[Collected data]
——————————

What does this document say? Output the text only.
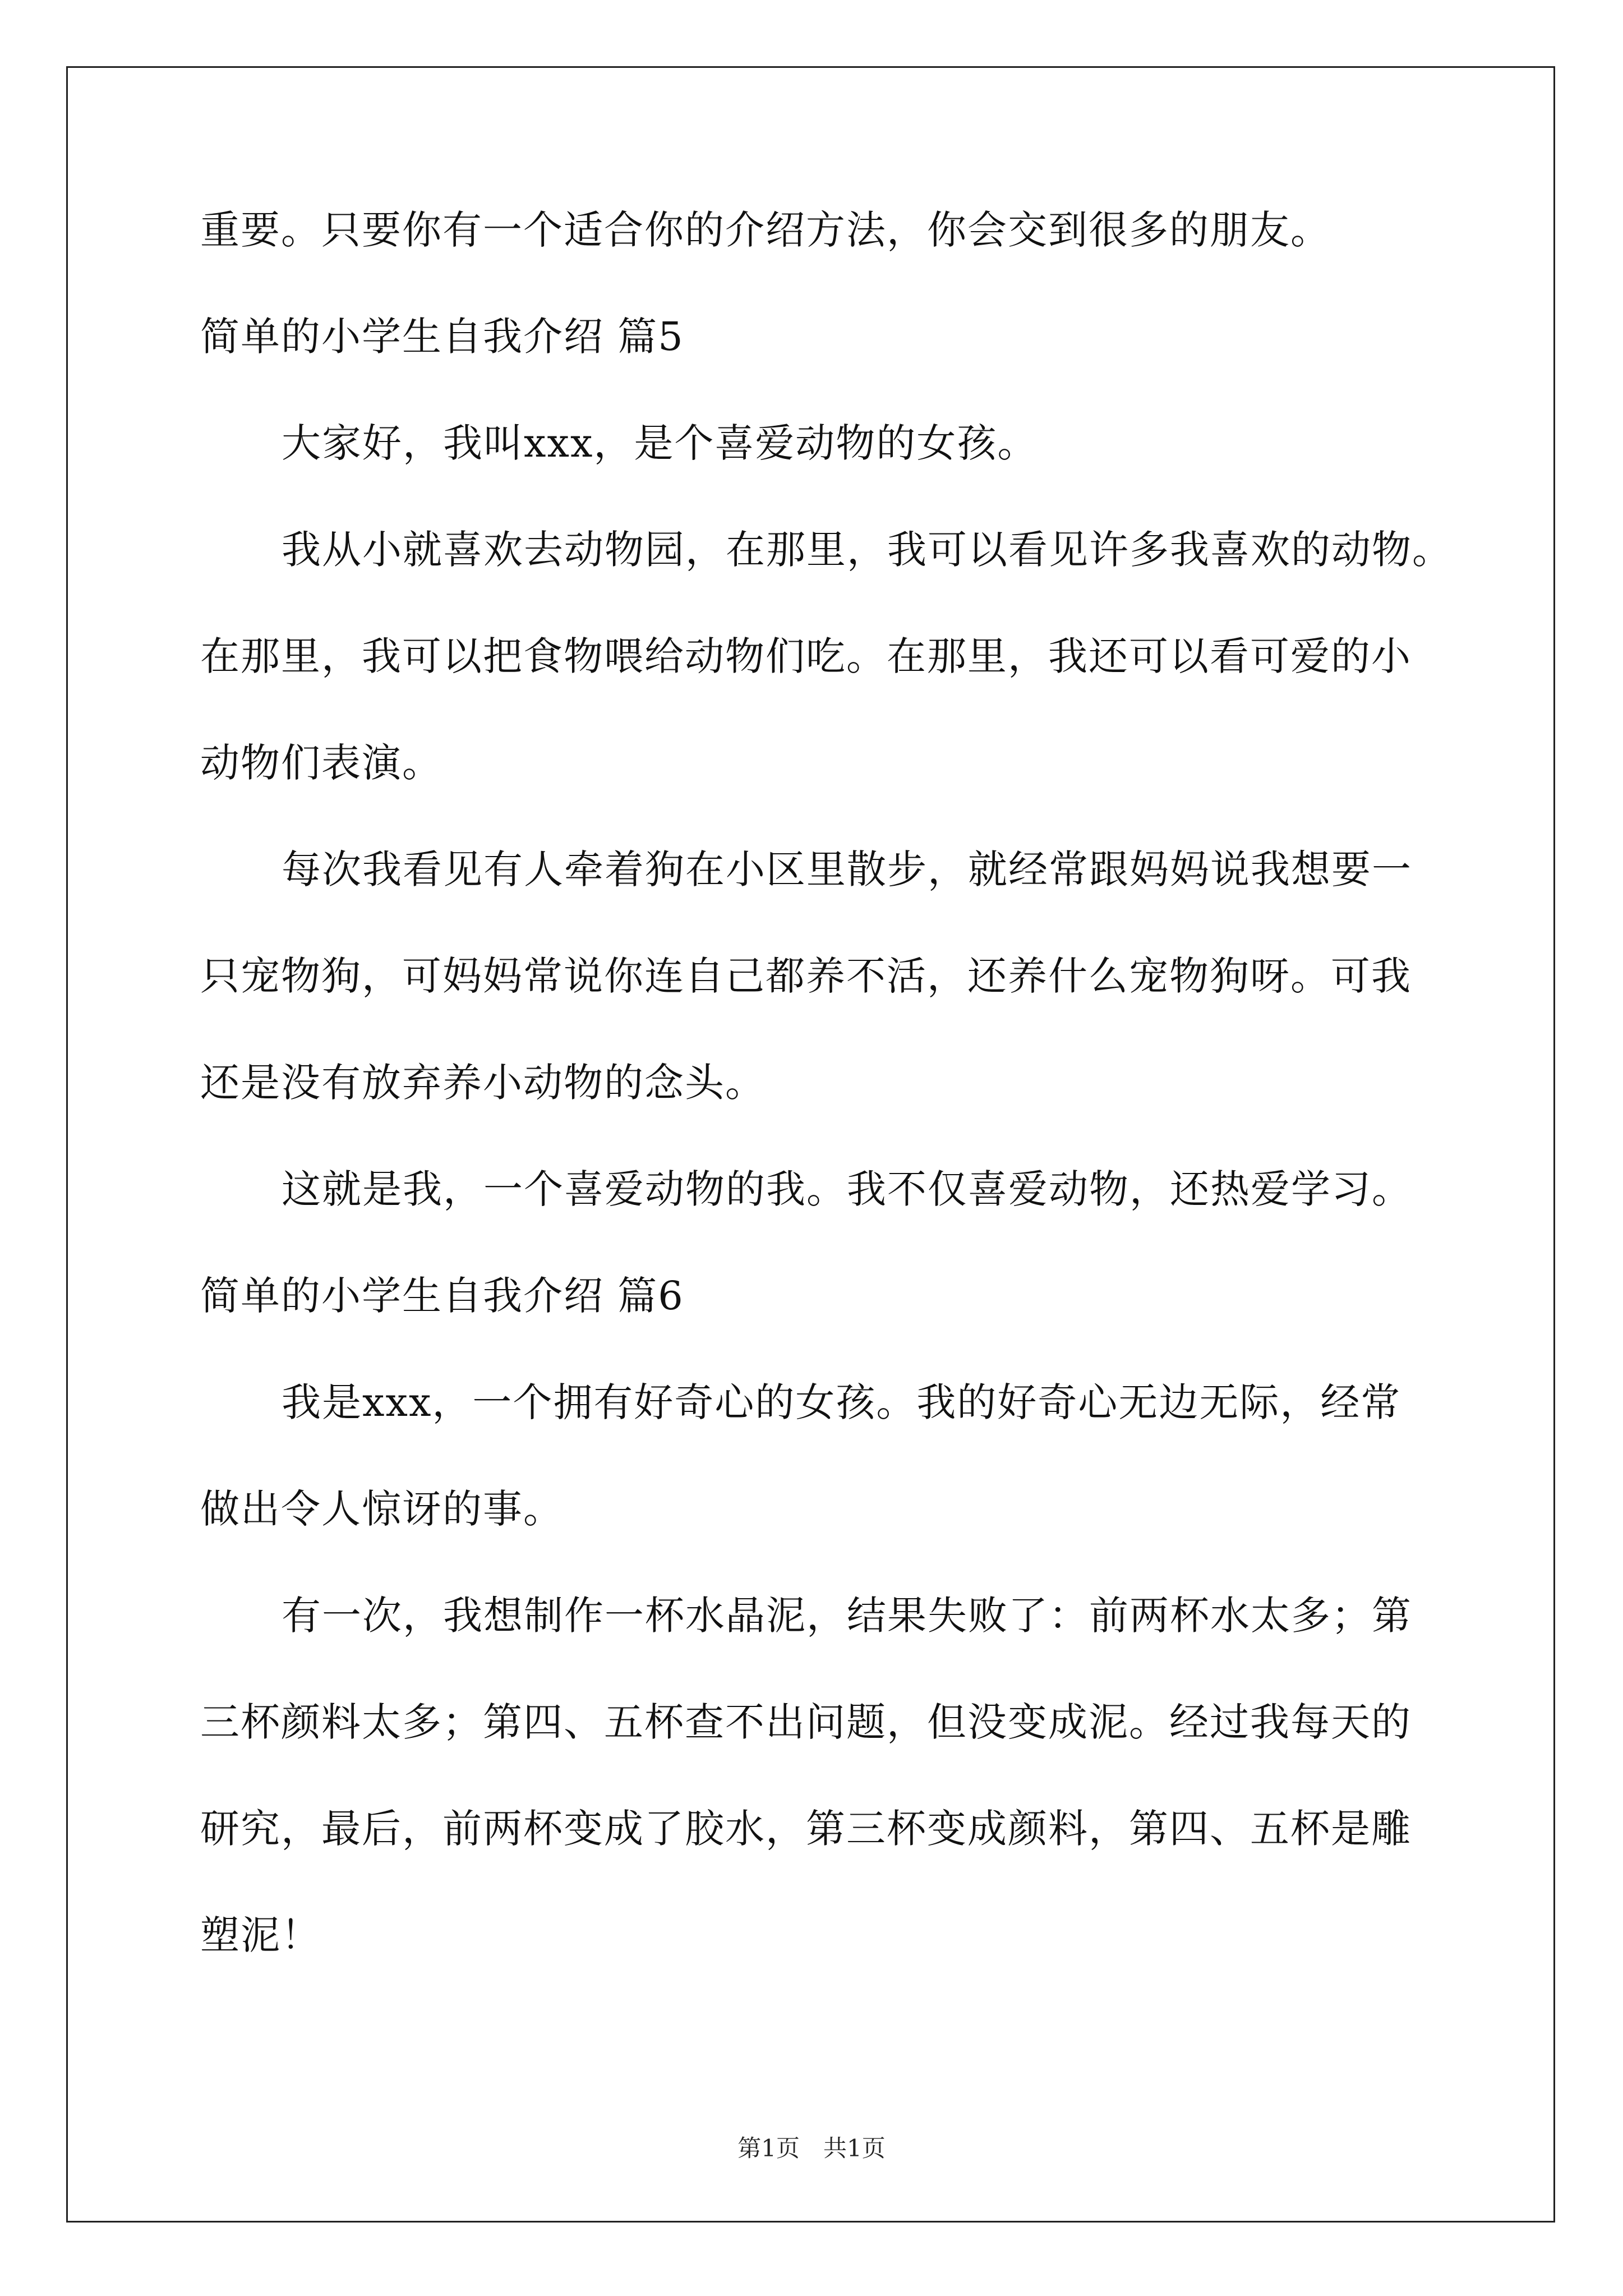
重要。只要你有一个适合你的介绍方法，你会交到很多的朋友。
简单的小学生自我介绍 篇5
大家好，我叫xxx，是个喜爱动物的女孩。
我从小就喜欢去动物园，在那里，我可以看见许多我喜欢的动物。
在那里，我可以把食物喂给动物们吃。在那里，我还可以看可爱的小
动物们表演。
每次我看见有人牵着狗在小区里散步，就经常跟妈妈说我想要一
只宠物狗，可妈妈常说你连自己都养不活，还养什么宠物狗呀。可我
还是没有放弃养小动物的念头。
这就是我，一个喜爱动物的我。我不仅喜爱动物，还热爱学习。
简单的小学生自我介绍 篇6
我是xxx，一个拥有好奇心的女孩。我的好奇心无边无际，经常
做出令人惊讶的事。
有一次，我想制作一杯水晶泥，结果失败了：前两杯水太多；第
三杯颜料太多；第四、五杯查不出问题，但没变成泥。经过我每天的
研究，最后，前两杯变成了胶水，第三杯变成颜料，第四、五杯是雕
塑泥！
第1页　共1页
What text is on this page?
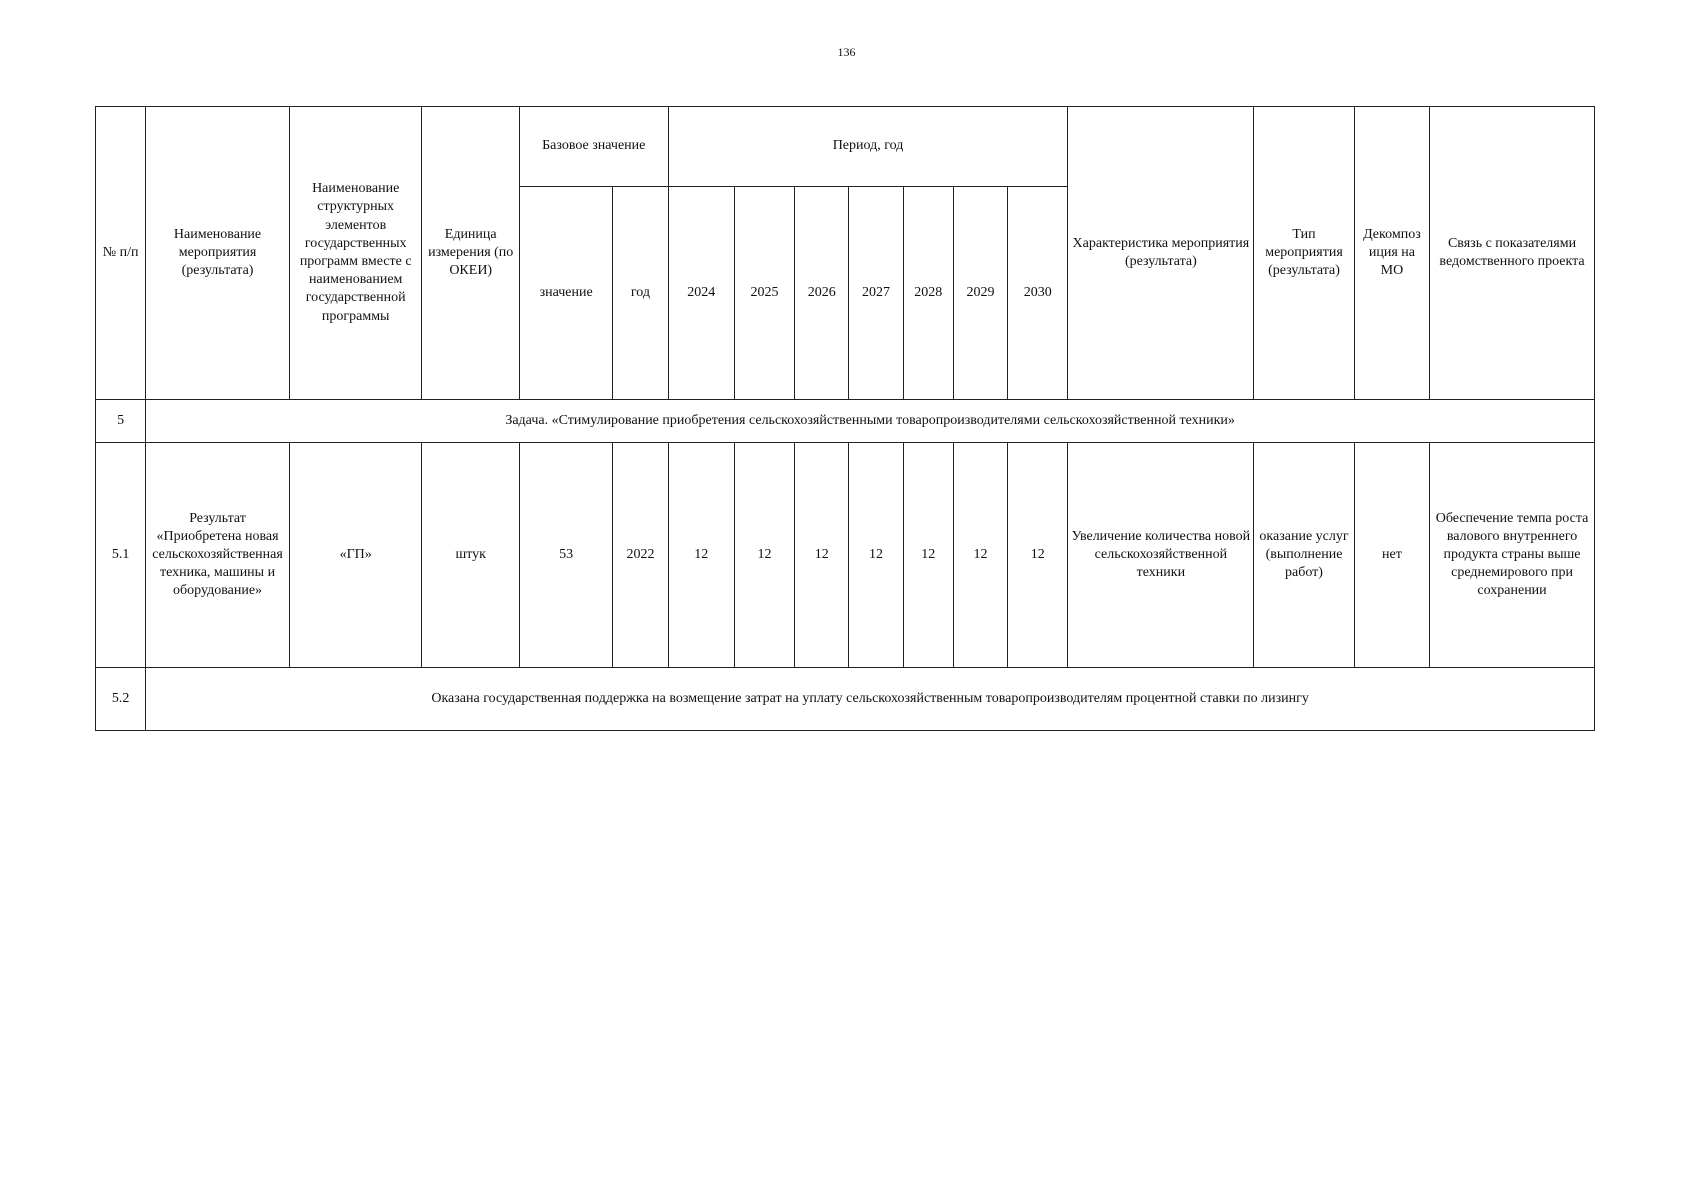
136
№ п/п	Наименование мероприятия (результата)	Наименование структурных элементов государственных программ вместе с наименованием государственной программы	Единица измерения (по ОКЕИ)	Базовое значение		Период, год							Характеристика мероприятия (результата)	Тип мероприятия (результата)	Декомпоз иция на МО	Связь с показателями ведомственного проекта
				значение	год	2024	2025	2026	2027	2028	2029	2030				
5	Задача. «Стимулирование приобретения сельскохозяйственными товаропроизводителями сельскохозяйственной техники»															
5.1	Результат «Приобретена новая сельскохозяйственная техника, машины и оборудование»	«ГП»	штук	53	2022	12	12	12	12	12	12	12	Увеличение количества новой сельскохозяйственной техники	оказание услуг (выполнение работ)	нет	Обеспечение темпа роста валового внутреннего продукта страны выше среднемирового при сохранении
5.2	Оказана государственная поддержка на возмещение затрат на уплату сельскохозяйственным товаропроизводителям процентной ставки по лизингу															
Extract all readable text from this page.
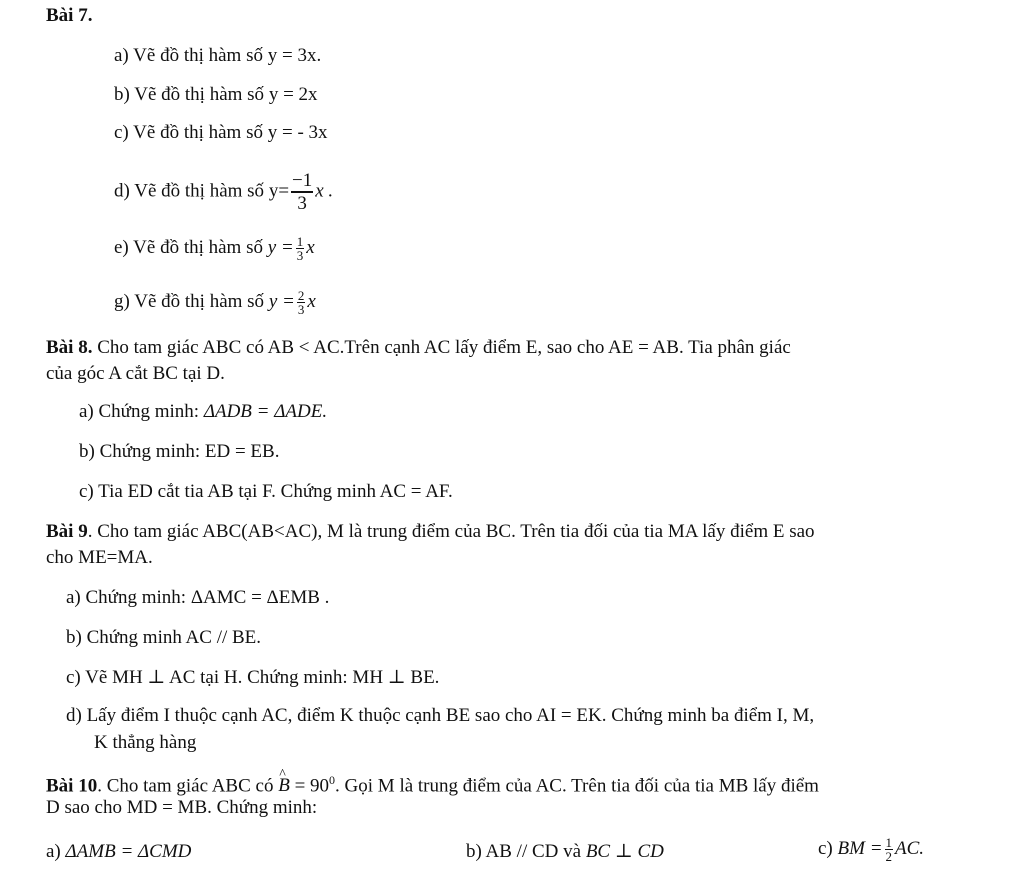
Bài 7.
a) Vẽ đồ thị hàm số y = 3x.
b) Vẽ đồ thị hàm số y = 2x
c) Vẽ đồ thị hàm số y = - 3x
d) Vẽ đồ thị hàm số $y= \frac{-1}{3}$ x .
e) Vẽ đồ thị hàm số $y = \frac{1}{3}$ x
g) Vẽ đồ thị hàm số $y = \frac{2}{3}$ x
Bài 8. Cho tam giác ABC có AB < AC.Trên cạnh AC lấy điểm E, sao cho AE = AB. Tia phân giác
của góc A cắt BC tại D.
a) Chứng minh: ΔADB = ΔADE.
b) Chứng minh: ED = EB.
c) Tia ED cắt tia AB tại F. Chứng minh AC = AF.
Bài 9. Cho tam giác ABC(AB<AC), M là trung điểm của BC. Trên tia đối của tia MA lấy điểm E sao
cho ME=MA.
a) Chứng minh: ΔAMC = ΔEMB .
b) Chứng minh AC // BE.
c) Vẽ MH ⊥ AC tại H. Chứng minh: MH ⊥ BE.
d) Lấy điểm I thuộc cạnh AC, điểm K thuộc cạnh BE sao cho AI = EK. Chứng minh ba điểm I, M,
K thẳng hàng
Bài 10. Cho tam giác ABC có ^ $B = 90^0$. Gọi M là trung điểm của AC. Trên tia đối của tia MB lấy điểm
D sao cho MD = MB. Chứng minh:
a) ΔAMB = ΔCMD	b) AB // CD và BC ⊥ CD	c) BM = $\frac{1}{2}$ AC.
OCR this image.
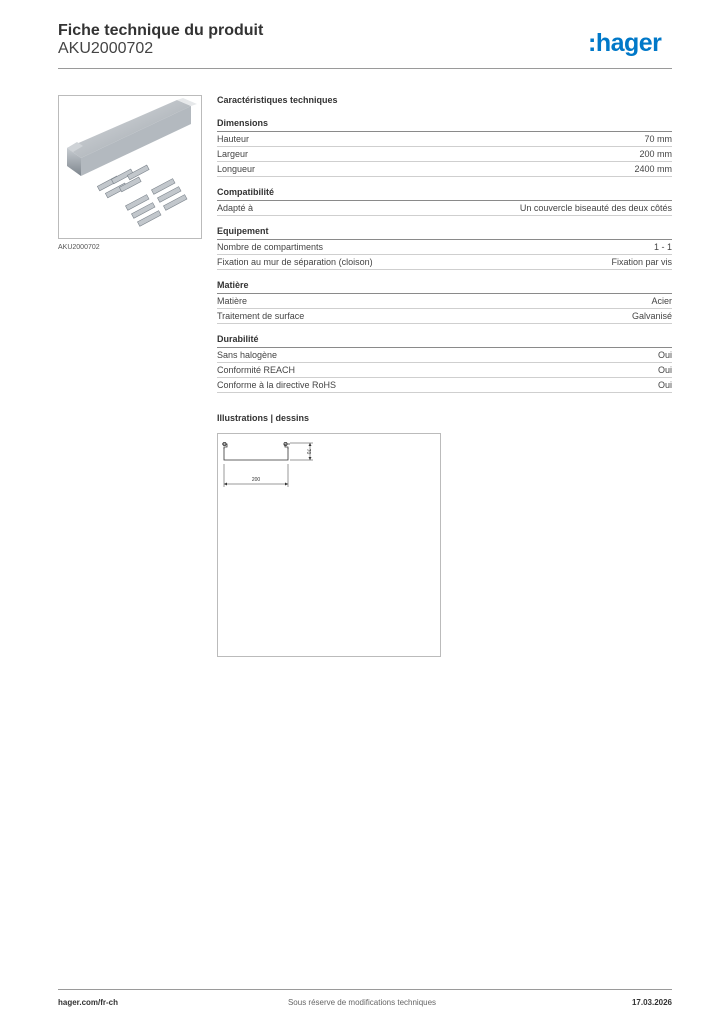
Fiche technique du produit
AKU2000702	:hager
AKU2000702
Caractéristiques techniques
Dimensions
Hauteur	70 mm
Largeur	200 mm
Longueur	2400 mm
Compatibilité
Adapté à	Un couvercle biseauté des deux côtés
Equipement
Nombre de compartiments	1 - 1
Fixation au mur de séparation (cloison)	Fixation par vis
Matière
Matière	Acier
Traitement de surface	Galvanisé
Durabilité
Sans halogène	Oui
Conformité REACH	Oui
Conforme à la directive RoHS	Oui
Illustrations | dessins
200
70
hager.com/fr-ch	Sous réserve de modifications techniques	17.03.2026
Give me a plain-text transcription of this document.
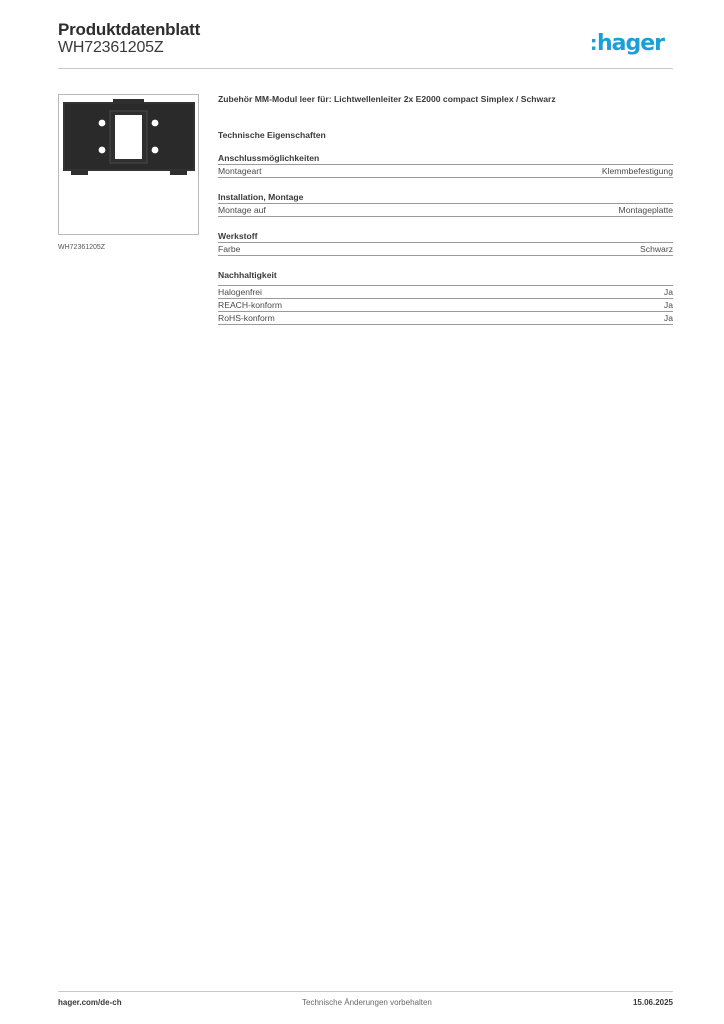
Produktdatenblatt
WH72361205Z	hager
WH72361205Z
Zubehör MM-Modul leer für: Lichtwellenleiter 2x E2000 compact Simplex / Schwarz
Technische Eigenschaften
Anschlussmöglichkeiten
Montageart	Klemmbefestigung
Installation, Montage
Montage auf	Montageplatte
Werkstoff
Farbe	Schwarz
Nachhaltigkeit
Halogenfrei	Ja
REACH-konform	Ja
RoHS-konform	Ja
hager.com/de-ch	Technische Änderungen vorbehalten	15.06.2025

——————————

**EXERCISE**
In the records, locate each line holding the string "page" and copy it.

**ANSWER IN FULL**
What text is on this page?
Extract all readable text from this page.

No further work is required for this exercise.